**THE PROBLEM**
Read through the entries below and copy each line where "STATES" turns up.

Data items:
========================================

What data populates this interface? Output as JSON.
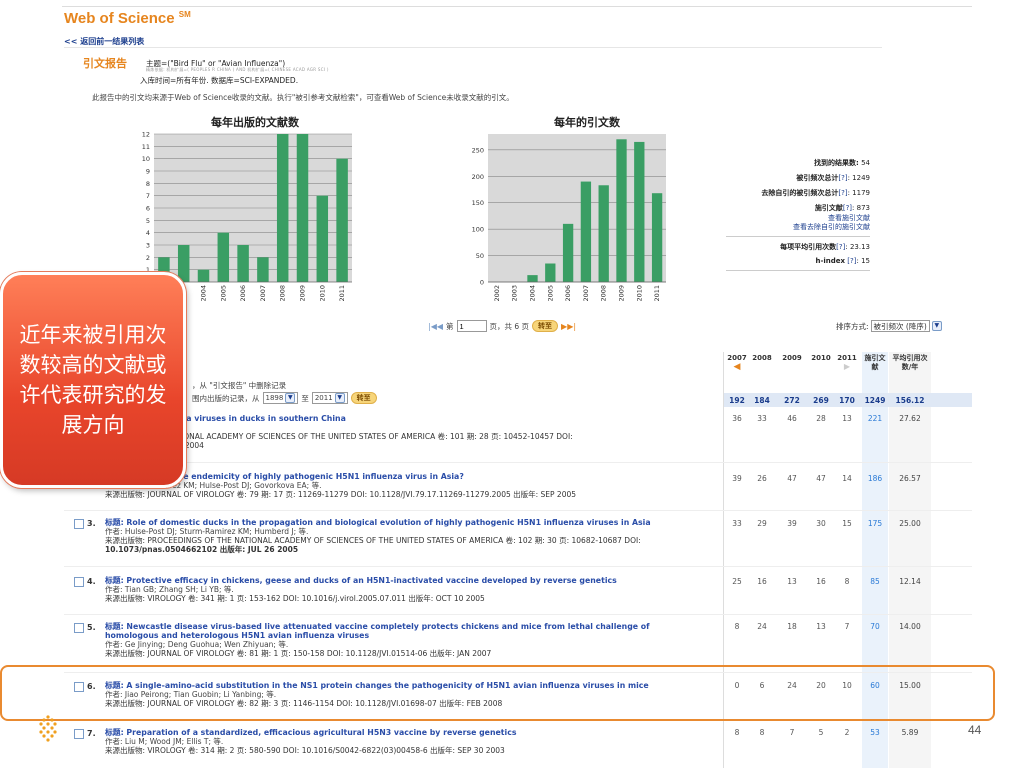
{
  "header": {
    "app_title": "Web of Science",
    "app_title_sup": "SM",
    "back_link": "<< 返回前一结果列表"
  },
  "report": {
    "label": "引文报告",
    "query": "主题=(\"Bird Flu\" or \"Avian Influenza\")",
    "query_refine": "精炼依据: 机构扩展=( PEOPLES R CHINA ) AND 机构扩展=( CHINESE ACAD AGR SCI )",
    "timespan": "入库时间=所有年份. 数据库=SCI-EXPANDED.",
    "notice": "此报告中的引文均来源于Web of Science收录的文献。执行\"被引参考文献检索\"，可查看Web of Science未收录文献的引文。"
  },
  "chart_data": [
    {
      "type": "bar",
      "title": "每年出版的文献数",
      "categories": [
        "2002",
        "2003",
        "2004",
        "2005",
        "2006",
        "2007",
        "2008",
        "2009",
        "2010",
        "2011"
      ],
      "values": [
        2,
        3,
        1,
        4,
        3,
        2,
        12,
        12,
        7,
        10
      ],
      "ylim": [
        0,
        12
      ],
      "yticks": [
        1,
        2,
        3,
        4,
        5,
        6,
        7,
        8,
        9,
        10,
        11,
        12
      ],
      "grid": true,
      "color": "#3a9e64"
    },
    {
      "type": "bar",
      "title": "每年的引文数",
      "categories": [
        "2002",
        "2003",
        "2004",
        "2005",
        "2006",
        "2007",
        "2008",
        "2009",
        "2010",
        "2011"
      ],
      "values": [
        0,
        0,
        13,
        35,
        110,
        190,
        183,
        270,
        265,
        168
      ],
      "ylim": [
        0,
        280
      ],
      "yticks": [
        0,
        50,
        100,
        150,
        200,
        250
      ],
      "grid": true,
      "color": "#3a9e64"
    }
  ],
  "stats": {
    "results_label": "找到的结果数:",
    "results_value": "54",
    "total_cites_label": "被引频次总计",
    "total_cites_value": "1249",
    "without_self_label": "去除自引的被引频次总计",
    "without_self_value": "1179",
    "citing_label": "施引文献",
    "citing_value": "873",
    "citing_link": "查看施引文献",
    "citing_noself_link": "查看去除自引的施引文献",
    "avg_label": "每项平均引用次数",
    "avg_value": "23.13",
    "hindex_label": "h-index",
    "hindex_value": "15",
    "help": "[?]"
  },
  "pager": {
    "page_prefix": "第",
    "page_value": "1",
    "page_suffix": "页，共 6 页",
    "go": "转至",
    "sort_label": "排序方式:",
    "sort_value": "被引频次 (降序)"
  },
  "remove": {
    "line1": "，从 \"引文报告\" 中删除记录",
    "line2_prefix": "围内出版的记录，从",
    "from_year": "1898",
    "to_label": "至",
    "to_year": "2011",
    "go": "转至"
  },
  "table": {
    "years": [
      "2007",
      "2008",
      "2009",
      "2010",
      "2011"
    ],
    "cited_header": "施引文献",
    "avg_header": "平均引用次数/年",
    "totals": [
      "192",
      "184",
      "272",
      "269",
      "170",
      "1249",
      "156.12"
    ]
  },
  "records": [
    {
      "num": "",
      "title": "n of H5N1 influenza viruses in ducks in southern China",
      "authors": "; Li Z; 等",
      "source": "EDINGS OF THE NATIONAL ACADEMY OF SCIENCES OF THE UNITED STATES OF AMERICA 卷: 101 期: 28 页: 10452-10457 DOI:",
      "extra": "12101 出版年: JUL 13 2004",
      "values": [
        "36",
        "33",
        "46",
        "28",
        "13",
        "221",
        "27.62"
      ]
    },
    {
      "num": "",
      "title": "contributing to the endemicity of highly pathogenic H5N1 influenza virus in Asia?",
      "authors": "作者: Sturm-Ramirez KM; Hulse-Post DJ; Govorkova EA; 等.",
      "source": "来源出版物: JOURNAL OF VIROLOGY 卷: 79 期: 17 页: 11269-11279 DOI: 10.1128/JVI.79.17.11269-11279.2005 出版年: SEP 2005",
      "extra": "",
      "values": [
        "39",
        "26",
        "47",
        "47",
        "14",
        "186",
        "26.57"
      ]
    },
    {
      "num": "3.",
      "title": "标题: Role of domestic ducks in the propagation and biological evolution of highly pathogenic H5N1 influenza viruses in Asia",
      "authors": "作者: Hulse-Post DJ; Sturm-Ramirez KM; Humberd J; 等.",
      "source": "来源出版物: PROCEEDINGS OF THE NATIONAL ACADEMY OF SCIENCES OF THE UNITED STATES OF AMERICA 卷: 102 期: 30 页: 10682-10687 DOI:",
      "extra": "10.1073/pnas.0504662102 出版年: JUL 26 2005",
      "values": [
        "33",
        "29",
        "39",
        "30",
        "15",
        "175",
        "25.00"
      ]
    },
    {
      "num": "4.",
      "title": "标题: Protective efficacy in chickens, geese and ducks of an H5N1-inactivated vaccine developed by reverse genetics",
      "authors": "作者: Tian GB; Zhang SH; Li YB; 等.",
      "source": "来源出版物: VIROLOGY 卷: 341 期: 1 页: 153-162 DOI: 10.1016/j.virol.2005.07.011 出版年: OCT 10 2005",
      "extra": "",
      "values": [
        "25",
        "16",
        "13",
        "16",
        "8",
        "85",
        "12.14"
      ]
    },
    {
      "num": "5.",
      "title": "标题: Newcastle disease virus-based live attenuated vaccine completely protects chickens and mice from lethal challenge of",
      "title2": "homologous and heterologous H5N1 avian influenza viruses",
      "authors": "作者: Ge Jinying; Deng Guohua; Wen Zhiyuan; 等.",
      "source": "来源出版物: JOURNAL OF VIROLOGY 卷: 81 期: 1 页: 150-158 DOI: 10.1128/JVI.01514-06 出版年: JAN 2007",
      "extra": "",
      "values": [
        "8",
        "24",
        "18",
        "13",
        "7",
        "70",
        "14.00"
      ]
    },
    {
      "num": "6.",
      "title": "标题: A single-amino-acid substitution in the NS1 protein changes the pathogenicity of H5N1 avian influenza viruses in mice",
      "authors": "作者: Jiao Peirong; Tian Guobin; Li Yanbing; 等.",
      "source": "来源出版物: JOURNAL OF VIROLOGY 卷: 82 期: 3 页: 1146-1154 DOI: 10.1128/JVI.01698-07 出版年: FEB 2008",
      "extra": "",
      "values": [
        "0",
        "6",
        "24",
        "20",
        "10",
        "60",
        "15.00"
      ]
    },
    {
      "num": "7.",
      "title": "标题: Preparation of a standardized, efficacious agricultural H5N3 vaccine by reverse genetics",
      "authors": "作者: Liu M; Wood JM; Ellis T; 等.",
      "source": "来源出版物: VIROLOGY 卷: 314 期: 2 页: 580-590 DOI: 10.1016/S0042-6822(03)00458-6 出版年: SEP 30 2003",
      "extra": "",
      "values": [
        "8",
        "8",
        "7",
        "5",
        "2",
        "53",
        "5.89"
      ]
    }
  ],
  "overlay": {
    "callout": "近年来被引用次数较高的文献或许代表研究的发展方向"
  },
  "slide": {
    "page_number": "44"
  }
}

========================================

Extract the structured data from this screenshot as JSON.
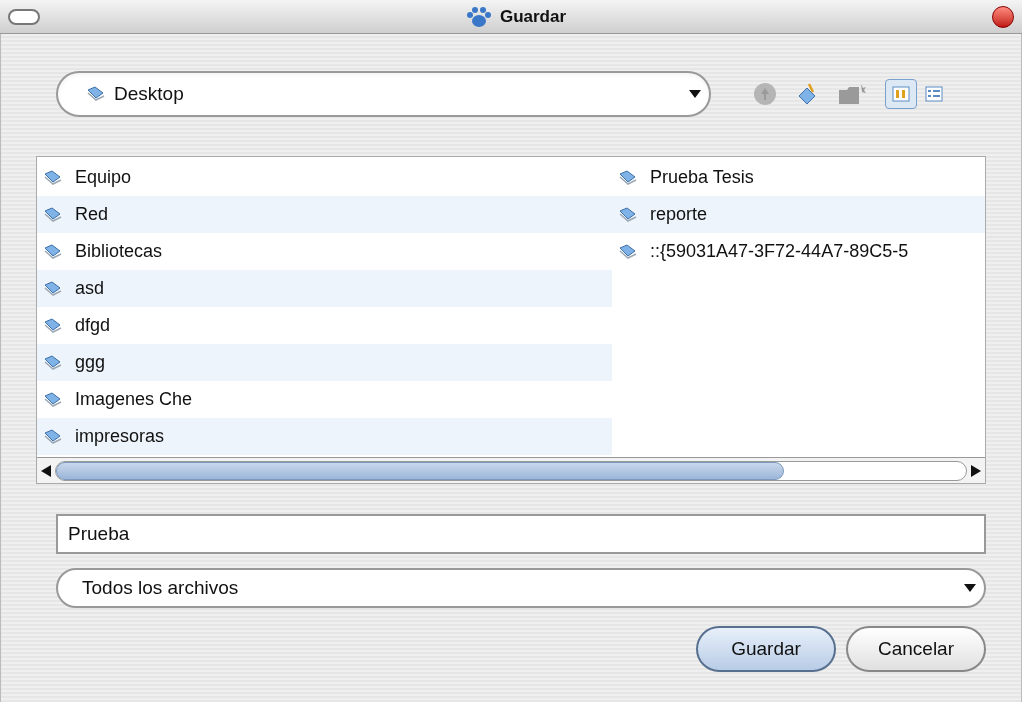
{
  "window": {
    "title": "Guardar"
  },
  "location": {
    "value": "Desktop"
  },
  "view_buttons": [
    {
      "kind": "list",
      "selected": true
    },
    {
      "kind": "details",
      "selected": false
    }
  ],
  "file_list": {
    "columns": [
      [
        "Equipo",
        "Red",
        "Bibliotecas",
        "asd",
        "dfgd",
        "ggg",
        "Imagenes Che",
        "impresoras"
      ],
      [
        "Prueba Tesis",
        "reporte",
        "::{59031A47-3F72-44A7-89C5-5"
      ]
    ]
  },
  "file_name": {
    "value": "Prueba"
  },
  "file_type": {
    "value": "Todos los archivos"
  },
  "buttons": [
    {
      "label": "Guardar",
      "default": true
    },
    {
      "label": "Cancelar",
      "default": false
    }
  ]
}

========================================

**SOLUTION FOR THIS TASK**
      "source": "EDINGS OF THE NATIONAL ACADEMY OF SCIENCES OF THE UNITED STATES OF AMERICA 卷: 101 期: 28 页: 10452-10457 DOI:",
      "source": "来源出版物: PROCEEDINGS OF THE NATIONAL ACADEMY OF SCIENCES OF THE UNITED STATES OF AMERICA 卷: 102 期: 30 页: 10682-10687 DOI:",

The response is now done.